[Stored data]
****

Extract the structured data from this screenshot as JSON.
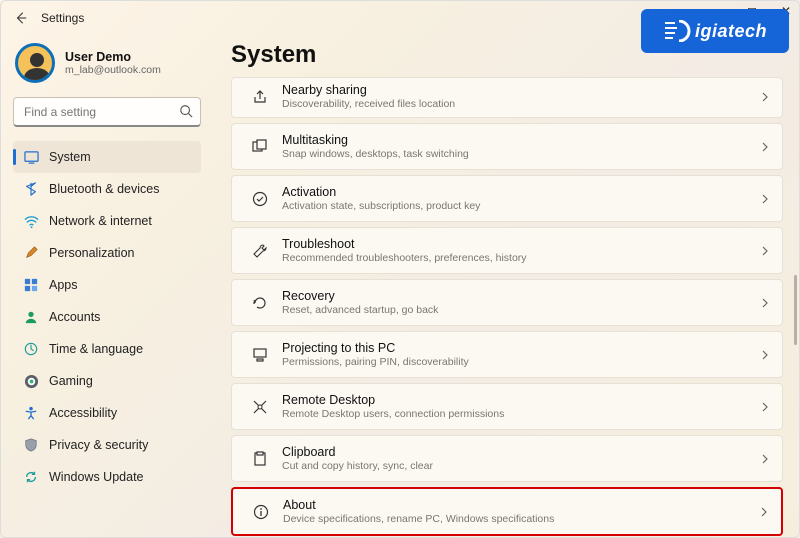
{
  "window": {
    "title": "Settings"
  },
  "user": {
    "name": "User Demo",
    "email": "m_lab@outlook.com"
  },
  "search": {
    "placeholder": "Find a setting"
  },
  "watermark": {
    "text": "igiatech"
  },
  "sidebar": {
    "items": [
      {
        "label": "System"
      },
      {
        "label": "Bluetooth & devices"
      },
      {
        "label": "Network & internet"
      },
      {
        "label": "Personalization"
      },
      {
        "label": "Apps"
      },
      {
        "label": "Accounts"
      },
      {
        "label": "Time & language"
      },
      {
        "label": "Gaming"
      },
      {
        "label": "Accessibility"
      },
      {
        "label": "Privacy & security"
      },
      {
        "label": "Windows Update"
      }
    ]
  },
  "page": {
    "title": "System"
  },
  "cards": [
    {
      "title": "Nearby sharing",
      "sub": "Discoverability, received files location"
    },
    {
      "title": "Multitasking",
      "sub": "Snap windows, desktops, task switching"
    },
    {
      "title": "Activation",
      "sub": "Activation state, subscriptions, product key"
    },
    {
      "title": "Troubleshoot",
      "sub": "Recommended troubleshooters, preferences, history"
    },
    {
      "title": "Recovery",
      "sub": "Reset, advanced startup, go back"
    },
    {
      "title": "Projecting to this PC",
      "sub": "Permissions, pairing PIN, discoverability"
    },
    {
      "title": "Remote Desktop",
      "sub": "Remote Desktop users, connection permissions"
    },
    {
      "title": "Clipboard",
      "sub": "Cut and copy history, sync, clear"
    },
    {
      "title": "About",
      "sub": "Device specifications, rename PC, Windows specifications"
    }
  ]
}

****

All of the entries above should be copied exactly, except for the pictures.

Extract the structured data from this screenshot as JSON.
{
  "window": {
    "title": "Settings"
  },
  "user": {
    "name": "User Demo",
    "email": "m_lab@outlook.com"
  },
  "search": {
    "placeholder": "Find a setting"
  },
  "watermark": {
    "text": "igiatech"
  },
  "sidebar": {
    "items": [
      {
        "label": "System"
      },
      {
        "label": "Bluetooth & devices"
      },
      {
        "label": "Network & internet"
      },
      {
        "label": "Personalization"
      },
      {
        "label": "Apps"
      },
      {
        "label": "Accounts"
      },
      {
        "label": "Time & language"
      },
      {
        "label": "Gaming"
      },
      {
        "label": "Accessibility"
      },
      {
        "label": "Privacy & security"
      },
      {
        "label": "Windows Update"
      }
    ]
  },
  "page": {
    "title": "System"
  },
  "cards": [
    {
      "title": "Nearby sharing",
      "sub": "Discoverability, received files location"
    },
    {
      "title": "Multitasking",
      "sub": "Snap windows, desktops, task switching"
    },
    {
      "title": "Activation",
      "sub": "Activation state, subscriptions, product key"
    },
    {
      "title": "Troubleshoot",
      "sub": "Recommended troubleshooters, preferences, history"
    },
    {
      "title": "Recovery",
      "sub": "Reset, advanced startup, go back"
    },
    {
      "title": "Projecting to this PC",
      "sub": "Permissions, pairing PIN, discoverability"
    },
    {
      "title": "Remote Desktop",
      "sub": "Remote Desktop users, connection permissions"
    },
    {
      "title": "Clipboard",
      "sub": "Cut and copy history, sync, clear"
    },
    {
      "title": "About",
      "sub": "Device specifications, rename PC, Windows specifications"
    }
  ]
}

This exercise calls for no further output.